List all lines of the data that include the string "不应该这样做".

━━ DATASET EXCERPTS

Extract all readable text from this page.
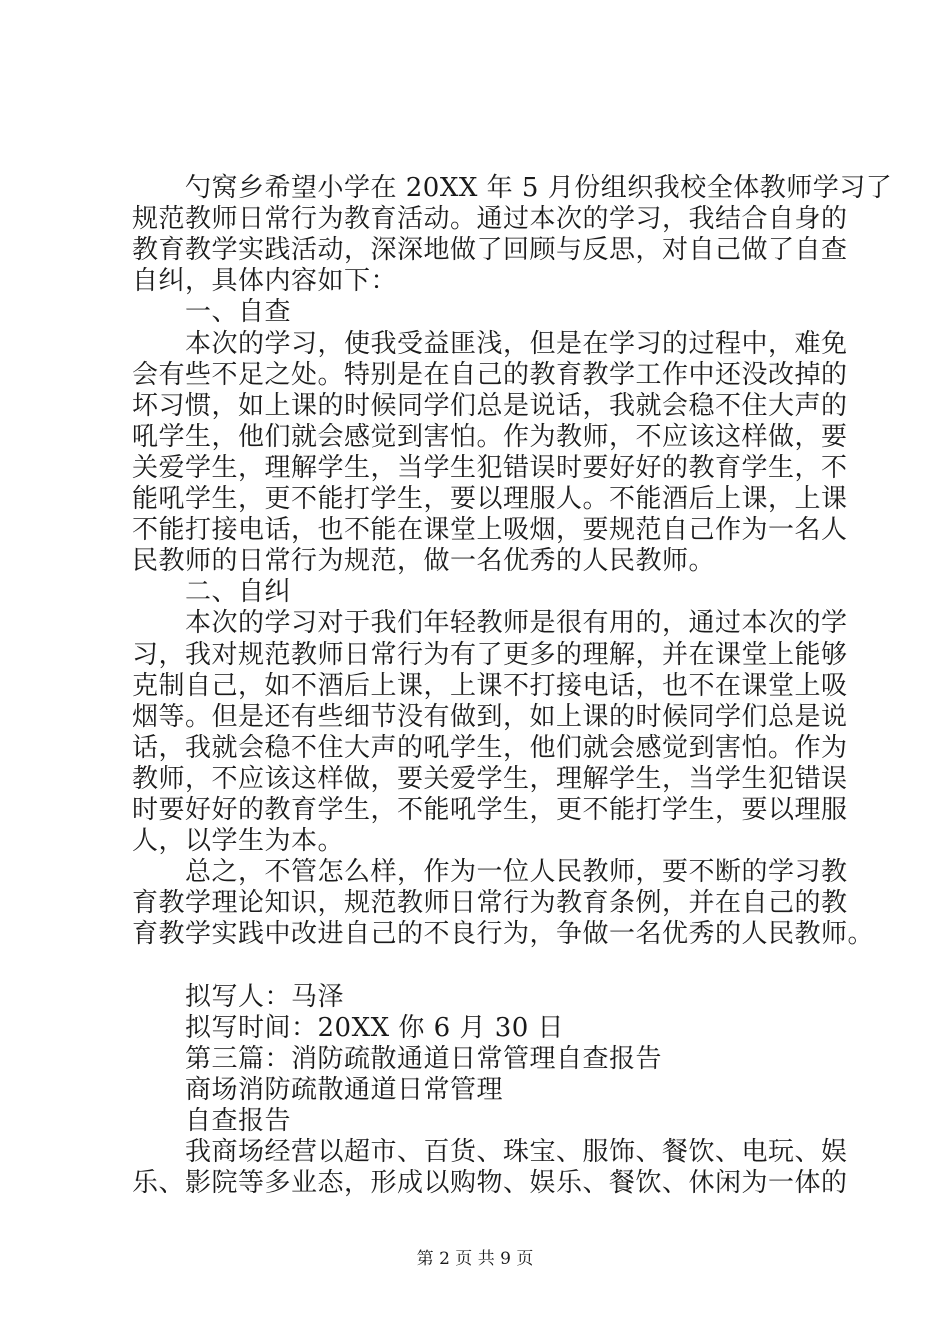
　　勺窝乡希望小学在 20XX 年 5 月份组织我校全体教师学习了
规范教师日常行为教育活动。通过本次的学习，我结合自身的
教育教学实践活动，深深地做了回顾与反思，对自己做了自查
自纠，具体内容如下：
　　一、自查
　　本次的学习，使我受益匪浅，但是在学习的过程中，难免
会有些不足之处。特别是在自己的教育教学工作中还没改掉的
坏习惯，如上课的时候同学们总是说话，我就会稳不住大声的
吼学生，他们就会感觉到害怕。作为教师，不应该这样做，要
关爱学生，理解学生，当学生犯错误时要好好的教育学生，不
能吼学生，更不能打学生，要以理服人。不能酒后上课，上课
不能打接电话，也不能在课堂上吸烟，要规范自己作为一名人
民教师的日常行为规范，做一名优秀的人民教师。
　　二、自纠
　　本次的学习对于我们年轻教师是很有用的，通过本次的学
习，我对规范教师日常行为有了更多的理解，并在课堂上能够
克制自己，如不酒后上课，上课不打接电话，也不在课堂上吸
烟等。但是还有些细节没有做到，如上课的时候同学们总是说
话，我就会稳不住大声的吼学生，他们就会感觉到害怕。作为
教师，不应该这样做，要关爱学生，理解学生，当学生犯错误
时要好好的教育学生，不能吼学生，更不能打学生，要以理服
人，以学生为本。
　　总之，不管怎么样，作为一位人民教师，要不断的学习教
育教学理论知识，规范教师日常行为教育条例，并在自己的教
育教学实践中改进自己的不良行为，争做一名优秀的人民教师。
　　拟写人：马泽
　　拟写时间：20XX 你 6 月 30 日
　　第三篇：消防疏散通道日常管理自查报告
　　商场消防疏散通道日常管理
　　自查报告
　　我商场经营以超市、百货、珠宝、服饰、餐饮、电玩、娱
乐、影院等多业态，形成以购物、娱乐、餐饮、休闲为一体的
第 2 页 共 9 页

━━━━

FINISHED TASK –
吼学生，他们就会感觉到害怕。作为教师，不应该这样做，要
教师，不应该这样做，要关爱学生，理解学生，当学生犯错误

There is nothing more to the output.